Page excerpt:

Between March 9 and 10 2022, thousands of netizens, as well as a number of influential journalists, and notably Bernice King, a daughter of Dr. Martin Luther King Jr. and a Christian minister herself, lambasted Prince William, the second in line to the throne of the United Kingdom, for being allegedly both a shameless racist and a “deeply offensive” ignorant.

The critical outburst was ignited after several British news outlets, having a PA Media report as source1, publicized details of the seemingly benign visit of the Duke of Cambridge and his wife, the Duchess Catherine, to the Ukrainian Cultural Centre in London amid the global shock that had been spawned by the Russian Armed Forces’ full-scale attack on Ukraine. The specific cause of the scandal was the following quote included in the PA Media report: “William, 39, said Britons were more used to seeing conflict in Africa and Asia. ‘It’s very alien to see this in Europe. We are all behind you,’ he said.”

William was denounced as a racist because he “normalised war and death in Africa and Asia,” while conveying an implicit suggestion that they were incompatible with Europe, his home continent. Besides, the evidence of his ignorance was found in the fact that, when NATO bombed Belgrade, the capital of Serbia, in 1999, he was close to the age of majority and achieving high grades in History and Geography in his final year at Eton College, one of the most prestigious high schools in the world and often referred as the “nurse of England’s statesmen.”

William was unaware of the historical magnitude of the refugee crisis triggered by the Kosovo War, something that had not been seen in European soil since World War II – what’s more, the teenage years of the well-traveled Prince, who holds a degree in Geography awarded by the University of St Andrews and the rank of Flight Lieutenant in the Royal Air Force, should have been permeated by a relentless flow of news coming not just from the Kosovan chapter of the Western Balkans Wars but also from the frontlines of all the bloody military confrontations that tore apart ex-Yugoslavia.

Dataset content:

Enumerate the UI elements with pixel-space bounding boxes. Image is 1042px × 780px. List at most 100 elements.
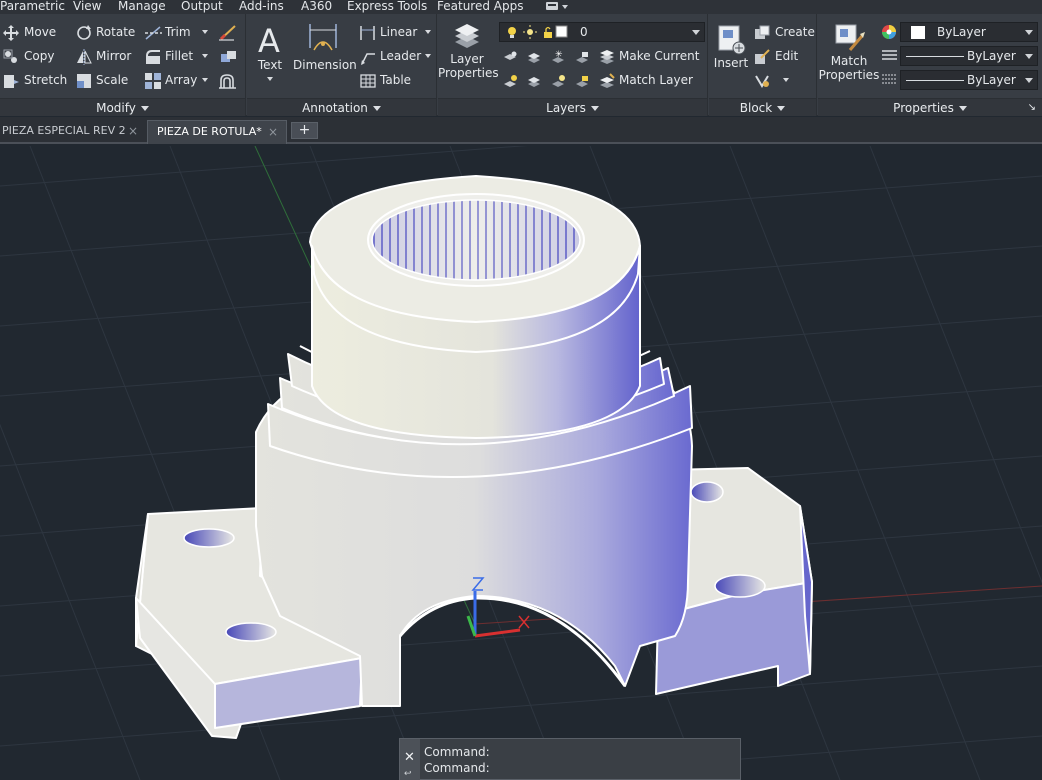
edit-block-icon	[755, 49, 770, 64]
mirror-icon	[77, 49, 92, 65]
block-attribute-dropdown-icon[interactable]	[783, 78, 789, 82]
block-expand-icon	[777, 106, 786, 111]
tab-a360[interactable]: A360	[301, 0, 332, 13]
command-history-line: Command:	[424, 745, 490, 759]
document-tab-pieza-especial[interactable]: PIEZA ESPECIAL REV 2 ×	[0, 120, 146, 144]
properties-dialog-launcher-icon[interactable]: ↘	[1028, 99, 1036, 117]
tab-add-ins[interactable]: Add-ins	[239, 0, 284, 13]
layer-tools-row1: ✳	[502, 46, 592, 66]
insert-block-icon	[718, 25, 746, 55]
block-panel: Insert Create Edit Block	[709, 14, 817, 116]
command-line-sidebar: ✕ ↩	[400, 739, 420, 780]
layer-state-icons	[508, 25, 568, 39]
lineweight-icon	[882, 74, 897, 84]
dimension-button[interactable]: Dimension	[293, 22, 357, 72]
explode-icon	[221, 51, 236, 62]
create-block-icon	[755, 25, 770, 39]
document-tab-pieza-de-rotula[interactable]: PIEZA DE ROTULA* ×	[147, 120, 287, 144]
layer-lock-icon	[576, 52, 588, 63]
new-tab-button[interactable]: +	[291, 122, 318, 139]
match-properties-button[interactable]: Match Properties	[818, 22, 880, 82]
layer-tools-row2	[502, 70, 592, 90]
trim-dropdown-icon[interactable]	[202, 30, 208, 34]
text-dropdown-icon[interactable]	[267, 77, 273, 81]
trim-icon	[145, 26, 162, 40]
flange-hole	[690, 481, 724, 503]
fillet-icon	[146, 50, 160, 64]
dimension-icon	[309, 24, 337, 51]
modify-panel: Move Rotate Trim Copy Mirror Fillet Stre…	[0, 14, 246, 116]
rotula-3d-model	[135, 175, 813, 739]
flange-hole	[714, 574, 766, 598]
layer-thaw-icon	[552, 75, 565, 87]
tab-output[interactable]: Output	[181, 0, 223, 13]
array-icon	[145, 73, 161, 89]
document-tab-bar: PIEZA ESPECIAL REV 2 × PIEZA DE ROTULA* …	[0, 117, 1042, 144]
properties-expand-icon	[958, 106, 967, 111]
lineweight-dropdown[interactable]: ByLayer	[900, 70, 1038, 90]
linear-dropdown-icon[interactable]	[425, 30, 431, 34]
model-viewport[interactable]	[0, 146, 1042, 780]
drawing-canvas[interactable]	[0, 146, 1042, 780]
tab-featured-apps[interactable]: Featured Apps	[437, 0, 523, 13]
move-icon	[3, 25, 19, 41]
linetype-icon	[882, 50, 897, 60]
leader-icon	[361, 53, 375, 65]
color-dropdown[interactable]: ByLayer	[900, 22, 1038, 42]
block-panel-title[interactable]: Block	[709, 98, 816, 116]
close-tab-icon[interactable]: ×	[268, 121, 278, 143]
text-icon: A	[258, 22, 280, 58]
svg-text:A: A	[258, 22, 280, 58]
modify-panel-title[interactable]: Modify	[0, 98, 245, 116]
table-icon	[360, 74, 376, 88]
ribbon-tab-bar: Parametric View Manage Output Add-ins A3…	[0, 0, 1042, 14]
layer-dropdown[interactable]: 0	[499, 22, 705, 42]
layer-unisolate-icon	[528, 77, 540, 87]
tab-view[interactable]: View	[73, 0, 101, 13]
properties-panel: Match Properties ByLayer ByLayer ByLayer	[818, 14, 1042, 116]
ribbon: Move Rotate Trim Copy Mirror Fillet Stre…	[0, 14, 1042, 116]
command-history-line: Command:	[424, 761, 490, 775]
match-layer-icon	[600, 73, 615, 88]
leader-dropdown-icon[interactable]	[425, 54, 431, 58]
ribbon-display-toggle-icon[interactable]	[544, 0, 570, 13]
ucs-x-label	[518, 615, 530, 629]
layer-on-icon	[504, 75, 517, 87]
command-line-window[interactable]: ✕ ↩ Command: Command:	[399, 738, 741, 780]
close-icon[interactable]: ✕	[404, 751, 415, 764]
color-swatch	[911, 26, 925, 39]
modify-expand-icon	[140, 106, 149, 111]
annotation-panel-title[interactable]: Annotation	[247, 98, 436, 116]
rotate-icon	[77, 25, 91, 40]
array-dropdown-icon[interactable]	[202, 78, 208, 82]
close-tab-icon[interactable]: ×	[128, 120, 138, 142]
match-properties-icon	[835, 24, 865, 51]
layer-freeze-icon: ✳	[552, 50, 564, 63]
stretch-icon	[4, 75, 19, 88]
layer-off-icon	[504, 51, 517, 60]
erase-icon	[219, 25, 236, 41]
fillet-dropdown-icon[interactable]	[202, 54, 208, 58]
properties-panel-title[interactable]: Properties ↘	[818, 98, 1042, 116]
layers-panel: Layer Properties 0 ✳ Make Current Match …	[438, 14, 708, 116]
insert-button[interactable]: Insert	[711, 22, 751, 70]
tab-parametric[interactable]: Parametric	[0, 0, 65, 13]
tab-manage[interactable]: Manage	[118, 0, 166, 13]
scale-icon	[77, 74, 91, 88]
customize-icon[interactable]: ↩	[404, 769, 412, 779]
layer-properties-icon	[455, 24, 479, 48]
block-attribute-icon	[755, 75, 769, 88]
layer-dropdown-arrow-icon	[692, 30, 700, 35]
offset-icon	[219, 74, 236, 89]
linetype-dropdown[interactable]: ByLayer	[900, 46, 1038, 66]
layer-unlock-icon	[576, 76, 588, 87]
layer-isolate-icon	[528, 53, 540, 63]
layers-panel-title[interactable]: Layers	[438, 98, 707, 116]
annotation-panel: A Text Dimension Linear Leader Table Ann…	[247, 14, 437, 116]
flange-hole	[183, 528, 235, 548]
layer-properties-button[interactable]: Layer Properties	[438, 22, 499, 80]
linear-dimension-icon	[360, 26, 375, 40]
text-button[interactable]: A Text	[253, 22, 287, 86]
layers-expand-icon	[590, 106, 599, 111]
tab-express-tools[interactable]: Express Tools	[347, 0, 427, 13]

Set task 1:
In the Prince William excerpt, which London venue did the Duke and Duchess of Cambridge visit?
Set task 2:
Rewrite the Prince William excerpt from "William was unaware" to "tore apart ex-Yugoslavia.", swapping "refugee crisis" for "displacement crisis".

Correct answer 1:
The Ukrainian Cultural Centre.

Correct answer 2:
William was unaware of the historical magnitude of the displacement crisis triggered by the Kosovo War, something that had not been seen in European soil since World War II – what’s more, the teenage years of the well-traveled Prince, who holds a degree in Geography awarded by the University of St Andrews and the rank of Flight Lieutenant in the Royal Air Force, should have been permeated by a relentless flow of news coming not just from the Kosovan chapter of the Western Balkans Wars but also from the frontlines of all the bloody military confrontations that tore apart ex-Yugoslavia.